** begin **

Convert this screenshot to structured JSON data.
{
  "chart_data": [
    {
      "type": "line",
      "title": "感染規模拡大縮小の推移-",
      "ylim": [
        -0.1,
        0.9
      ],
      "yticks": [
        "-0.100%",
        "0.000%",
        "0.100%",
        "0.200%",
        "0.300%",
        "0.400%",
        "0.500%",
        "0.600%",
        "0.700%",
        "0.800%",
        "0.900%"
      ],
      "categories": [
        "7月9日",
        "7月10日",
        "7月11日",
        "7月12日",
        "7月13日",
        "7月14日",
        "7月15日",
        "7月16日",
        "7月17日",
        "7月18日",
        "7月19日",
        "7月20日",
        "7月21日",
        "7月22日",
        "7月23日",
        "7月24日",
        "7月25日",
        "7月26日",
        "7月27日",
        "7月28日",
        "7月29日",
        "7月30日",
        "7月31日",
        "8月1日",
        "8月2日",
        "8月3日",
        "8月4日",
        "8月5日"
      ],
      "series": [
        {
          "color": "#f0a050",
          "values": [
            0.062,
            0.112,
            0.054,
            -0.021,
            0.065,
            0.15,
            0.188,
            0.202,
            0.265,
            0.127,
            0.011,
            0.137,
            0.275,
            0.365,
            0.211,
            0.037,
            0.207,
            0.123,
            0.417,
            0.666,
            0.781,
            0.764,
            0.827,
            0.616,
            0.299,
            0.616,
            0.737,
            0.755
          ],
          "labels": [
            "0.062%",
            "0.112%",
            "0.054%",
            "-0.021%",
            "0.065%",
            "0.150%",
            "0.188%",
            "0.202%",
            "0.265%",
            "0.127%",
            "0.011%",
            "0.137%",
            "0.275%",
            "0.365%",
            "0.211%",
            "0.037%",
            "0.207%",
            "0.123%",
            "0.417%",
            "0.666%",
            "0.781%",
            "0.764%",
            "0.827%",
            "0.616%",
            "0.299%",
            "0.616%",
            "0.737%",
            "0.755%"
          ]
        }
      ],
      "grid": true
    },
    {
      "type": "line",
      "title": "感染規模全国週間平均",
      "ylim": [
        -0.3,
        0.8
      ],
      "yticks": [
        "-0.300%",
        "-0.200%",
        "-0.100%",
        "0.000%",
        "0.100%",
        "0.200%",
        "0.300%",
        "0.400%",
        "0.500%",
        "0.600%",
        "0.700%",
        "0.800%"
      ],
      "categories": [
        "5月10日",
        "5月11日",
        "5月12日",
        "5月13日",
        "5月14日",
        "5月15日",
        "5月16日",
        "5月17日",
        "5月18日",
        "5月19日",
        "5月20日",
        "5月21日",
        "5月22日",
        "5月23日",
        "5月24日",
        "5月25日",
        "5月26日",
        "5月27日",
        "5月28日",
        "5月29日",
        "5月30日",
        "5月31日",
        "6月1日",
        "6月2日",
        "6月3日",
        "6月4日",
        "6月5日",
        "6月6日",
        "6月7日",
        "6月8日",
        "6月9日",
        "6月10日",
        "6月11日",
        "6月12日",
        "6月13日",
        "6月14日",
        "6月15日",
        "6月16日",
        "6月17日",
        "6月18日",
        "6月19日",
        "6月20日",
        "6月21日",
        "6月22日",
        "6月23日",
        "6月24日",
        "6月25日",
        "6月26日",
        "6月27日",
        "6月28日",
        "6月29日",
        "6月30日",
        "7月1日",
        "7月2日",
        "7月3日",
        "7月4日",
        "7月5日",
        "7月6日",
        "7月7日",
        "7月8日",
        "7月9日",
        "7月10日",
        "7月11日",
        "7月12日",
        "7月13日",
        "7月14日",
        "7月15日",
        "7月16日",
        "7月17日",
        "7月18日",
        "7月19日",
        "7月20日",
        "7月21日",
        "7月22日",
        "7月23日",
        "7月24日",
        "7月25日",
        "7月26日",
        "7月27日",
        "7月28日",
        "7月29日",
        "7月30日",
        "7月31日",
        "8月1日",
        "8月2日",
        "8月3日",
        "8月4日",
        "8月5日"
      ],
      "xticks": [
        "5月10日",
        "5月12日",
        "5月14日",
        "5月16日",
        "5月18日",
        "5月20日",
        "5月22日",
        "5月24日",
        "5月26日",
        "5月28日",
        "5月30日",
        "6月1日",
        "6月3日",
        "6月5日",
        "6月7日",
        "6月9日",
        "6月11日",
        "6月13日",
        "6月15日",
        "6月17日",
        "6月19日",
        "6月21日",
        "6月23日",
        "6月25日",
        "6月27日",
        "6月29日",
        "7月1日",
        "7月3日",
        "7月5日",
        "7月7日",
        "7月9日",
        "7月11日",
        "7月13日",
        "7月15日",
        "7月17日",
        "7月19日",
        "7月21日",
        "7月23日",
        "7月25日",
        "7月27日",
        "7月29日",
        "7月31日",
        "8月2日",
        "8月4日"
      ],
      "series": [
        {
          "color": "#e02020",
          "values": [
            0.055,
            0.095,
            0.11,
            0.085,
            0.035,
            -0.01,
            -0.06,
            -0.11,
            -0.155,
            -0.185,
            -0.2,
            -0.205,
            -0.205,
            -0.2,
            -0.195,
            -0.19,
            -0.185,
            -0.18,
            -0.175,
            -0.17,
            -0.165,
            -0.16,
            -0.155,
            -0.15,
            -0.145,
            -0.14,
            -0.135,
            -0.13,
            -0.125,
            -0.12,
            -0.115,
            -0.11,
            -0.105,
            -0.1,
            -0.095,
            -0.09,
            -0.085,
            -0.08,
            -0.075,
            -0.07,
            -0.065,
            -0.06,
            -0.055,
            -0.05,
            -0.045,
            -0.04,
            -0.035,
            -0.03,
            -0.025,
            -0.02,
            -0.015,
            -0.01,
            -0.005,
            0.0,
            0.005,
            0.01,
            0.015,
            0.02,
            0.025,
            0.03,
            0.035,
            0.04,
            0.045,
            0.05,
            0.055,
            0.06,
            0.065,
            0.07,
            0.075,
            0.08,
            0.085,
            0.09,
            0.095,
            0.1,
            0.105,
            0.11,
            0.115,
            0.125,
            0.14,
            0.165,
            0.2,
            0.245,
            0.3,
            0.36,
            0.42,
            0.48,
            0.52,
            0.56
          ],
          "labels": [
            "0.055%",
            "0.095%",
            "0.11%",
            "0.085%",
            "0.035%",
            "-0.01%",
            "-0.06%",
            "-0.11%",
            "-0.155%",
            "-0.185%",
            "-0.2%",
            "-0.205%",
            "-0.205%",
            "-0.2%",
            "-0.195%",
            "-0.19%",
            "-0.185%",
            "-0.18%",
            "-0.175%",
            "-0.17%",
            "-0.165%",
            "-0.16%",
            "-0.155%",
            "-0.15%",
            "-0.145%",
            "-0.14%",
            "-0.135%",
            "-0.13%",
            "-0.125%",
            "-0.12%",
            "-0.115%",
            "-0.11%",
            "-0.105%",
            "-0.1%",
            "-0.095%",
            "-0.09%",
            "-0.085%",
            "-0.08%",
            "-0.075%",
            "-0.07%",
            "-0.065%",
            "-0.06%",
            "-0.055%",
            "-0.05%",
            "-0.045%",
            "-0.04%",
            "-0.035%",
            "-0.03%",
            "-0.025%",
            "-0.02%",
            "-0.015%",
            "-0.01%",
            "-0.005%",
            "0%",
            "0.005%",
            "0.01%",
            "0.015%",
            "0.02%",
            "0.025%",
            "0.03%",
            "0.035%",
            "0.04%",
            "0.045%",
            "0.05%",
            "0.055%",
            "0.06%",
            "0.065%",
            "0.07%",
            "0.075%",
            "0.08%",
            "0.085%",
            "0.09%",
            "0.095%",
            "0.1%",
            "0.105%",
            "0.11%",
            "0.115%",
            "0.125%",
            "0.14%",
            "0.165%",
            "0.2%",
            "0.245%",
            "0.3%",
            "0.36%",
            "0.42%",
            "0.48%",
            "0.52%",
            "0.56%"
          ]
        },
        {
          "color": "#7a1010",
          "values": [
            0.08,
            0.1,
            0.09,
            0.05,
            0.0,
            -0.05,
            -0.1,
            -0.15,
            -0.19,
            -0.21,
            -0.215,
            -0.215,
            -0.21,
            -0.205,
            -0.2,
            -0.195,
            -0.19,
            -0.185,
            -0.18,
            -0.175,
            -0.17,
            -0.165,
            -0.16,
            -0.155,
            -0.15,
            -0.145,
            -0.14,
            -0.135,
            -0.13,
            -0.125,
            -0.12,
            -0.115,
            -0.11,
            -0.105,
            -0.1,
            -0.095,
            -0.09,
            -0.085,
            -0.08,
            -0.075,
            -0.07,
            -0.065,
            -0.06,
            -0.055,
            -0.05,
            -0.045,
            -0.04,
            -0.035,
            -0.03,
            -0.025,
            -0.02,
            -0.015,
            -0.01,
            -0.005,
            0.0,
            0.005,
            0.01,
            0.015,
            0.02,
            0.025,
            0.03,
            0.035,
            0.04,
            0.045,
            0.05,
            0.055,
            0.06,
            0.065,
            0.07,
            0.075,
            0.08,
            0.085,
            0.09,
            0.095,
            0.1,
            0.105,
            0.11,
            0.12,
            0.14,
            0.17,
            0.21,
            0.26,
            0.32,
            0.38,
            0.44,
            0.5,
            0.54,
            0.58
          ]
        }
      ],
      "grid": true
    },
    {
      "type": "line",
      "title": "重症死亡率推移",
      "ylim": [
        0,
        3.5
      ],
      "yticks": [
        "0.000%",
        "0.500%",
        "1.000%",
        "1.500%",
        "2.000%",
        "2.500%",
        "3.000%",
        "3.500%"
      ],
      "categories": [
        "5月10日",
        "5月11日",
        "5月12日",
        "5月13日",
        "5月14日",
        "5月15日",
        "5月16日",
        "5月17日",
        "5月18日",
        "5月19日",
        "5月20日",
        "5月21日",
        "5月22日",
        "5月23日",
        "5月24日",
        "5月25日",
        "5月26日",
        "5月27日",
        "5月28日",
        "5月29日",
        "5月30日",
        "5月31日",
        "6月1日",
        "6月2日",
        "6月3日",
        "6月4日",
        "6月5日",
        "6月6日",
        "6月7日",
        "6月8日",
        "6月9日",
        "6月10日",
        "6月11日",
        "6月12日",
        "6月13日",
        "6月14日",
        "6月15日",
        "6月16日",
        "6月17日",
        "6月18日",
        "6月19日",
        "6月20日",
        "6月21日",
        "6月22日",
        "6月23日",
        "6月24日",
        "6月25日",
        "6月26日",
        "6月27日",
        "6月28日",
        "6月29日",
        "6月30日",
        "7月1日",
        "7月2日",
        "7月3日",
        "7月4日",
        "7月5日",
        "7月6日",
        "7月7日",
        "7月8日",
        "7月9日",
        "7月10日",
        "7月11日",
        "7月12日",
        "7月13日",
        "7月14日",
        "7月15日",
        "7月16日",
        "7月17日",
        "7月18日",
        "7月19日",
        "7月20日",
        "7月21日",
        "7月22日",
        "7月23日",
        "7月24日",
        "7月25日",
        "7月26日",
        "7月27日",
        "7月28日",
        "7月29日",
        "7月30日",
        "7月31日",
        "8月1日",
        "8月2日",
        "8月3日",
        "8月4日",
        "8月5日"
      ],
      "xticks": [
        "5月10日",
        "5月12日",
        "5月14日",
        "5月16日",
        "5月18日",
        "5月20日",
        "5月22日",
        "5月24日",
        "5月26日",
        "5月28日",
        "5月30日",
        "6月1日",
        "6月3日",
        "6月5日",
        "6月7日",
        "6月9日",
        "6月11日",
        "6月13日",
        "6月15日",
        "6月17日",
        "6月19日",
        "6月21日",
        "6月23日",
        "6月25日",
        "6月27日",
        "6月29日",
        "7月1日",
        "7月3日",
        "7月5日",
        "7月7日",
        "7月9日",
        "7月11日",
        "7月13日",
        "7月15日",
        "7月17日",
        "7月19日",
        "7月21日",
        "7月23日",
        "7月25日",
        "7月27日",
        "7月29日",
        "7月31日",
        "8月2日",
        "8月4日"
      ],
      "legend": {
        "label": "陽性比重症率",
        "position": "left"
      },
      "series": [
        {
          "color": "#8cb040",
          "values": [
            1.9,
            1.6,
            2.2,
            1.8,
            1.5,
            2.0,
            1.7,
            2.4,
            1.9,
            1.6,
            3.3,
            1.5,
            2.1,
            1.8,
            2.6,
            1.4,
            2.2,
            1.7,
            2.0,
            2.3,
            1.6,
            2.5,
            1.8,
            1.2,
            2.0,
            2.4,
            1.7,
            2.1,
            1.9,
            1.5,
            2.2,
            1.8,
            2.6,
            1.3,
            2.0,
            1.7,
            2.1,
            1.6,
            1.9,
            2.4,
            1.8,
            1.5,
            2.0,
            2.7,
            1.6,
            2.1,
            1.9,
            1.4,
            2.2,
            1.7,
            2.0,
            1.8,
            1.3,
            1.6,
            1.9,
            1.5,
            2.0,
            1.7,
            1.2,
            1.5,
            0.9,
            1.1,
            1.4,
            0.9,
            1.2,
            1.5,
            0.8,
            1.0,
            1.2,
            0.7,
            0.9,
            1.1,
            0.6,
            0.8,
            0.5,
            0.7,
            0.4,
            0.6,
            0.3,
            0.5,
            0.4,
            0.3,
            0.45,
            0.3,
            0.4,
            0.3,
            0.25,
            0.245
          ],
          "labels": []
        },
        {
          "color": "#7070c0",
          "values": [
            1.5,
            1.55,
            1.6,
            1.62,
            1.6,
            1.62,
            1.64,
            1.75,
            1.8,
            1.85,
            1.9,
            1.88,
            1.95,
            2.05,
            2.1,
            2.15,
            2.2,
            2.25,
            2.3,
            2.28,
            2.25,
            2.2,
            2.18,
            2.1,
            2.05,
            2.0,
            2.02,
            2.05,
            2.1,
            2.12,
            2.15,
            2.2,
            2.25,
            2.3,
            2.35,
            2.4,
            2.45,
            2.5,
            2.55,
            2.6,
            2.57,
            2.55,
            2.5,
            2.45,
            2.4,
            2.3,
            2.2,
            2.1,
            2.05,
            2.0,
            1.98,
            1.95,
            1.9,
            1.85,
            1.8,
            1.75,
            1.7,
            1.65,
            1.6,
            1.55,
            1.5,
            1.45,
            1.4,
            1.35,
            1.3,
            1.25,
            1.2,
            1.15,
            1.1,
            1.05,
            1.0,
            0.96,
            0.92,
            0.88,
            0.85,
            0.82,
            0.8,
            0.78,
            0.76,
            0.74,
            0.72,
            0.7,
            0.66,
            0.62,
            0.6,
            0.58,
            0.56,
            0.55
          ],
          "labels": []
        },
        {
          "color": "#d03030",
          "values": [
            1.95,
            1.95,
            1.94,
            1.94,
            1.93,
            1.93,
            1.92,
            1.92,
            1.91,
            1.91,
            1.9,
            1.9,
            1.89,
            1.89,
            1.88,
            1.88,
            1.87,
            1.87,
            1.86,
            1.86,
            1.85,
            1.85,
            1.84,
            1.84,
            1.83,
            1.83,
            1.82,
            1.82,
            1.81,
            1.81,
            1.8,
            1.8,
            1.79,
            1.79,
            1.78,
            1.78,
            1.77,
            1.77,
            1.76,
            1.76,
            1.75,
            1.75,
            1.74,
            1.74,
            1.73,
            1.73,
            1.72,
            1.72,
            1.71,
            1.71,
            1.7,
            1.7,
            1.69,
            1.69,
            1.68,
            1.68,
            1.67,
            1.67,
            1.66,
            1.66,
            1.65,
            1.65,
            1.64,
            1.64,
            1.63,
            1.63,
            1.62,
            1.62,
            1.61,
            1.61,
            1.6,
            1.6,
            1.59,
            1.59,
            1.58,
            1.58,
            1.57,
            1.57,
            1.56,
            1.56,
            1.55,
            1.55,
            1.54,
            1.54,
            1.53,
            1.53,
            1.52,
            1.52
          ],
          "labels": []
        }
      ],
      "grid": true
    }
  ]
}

** end **

EXERCISE INSTRUCTIONS
Extract lines where the string "title" occurs.

TASK RESPONSE
      "title": "感染規模拡大縮小の推移-",
      "title": "感染規模全国週間平均",
      "title": "重症死亡率推移",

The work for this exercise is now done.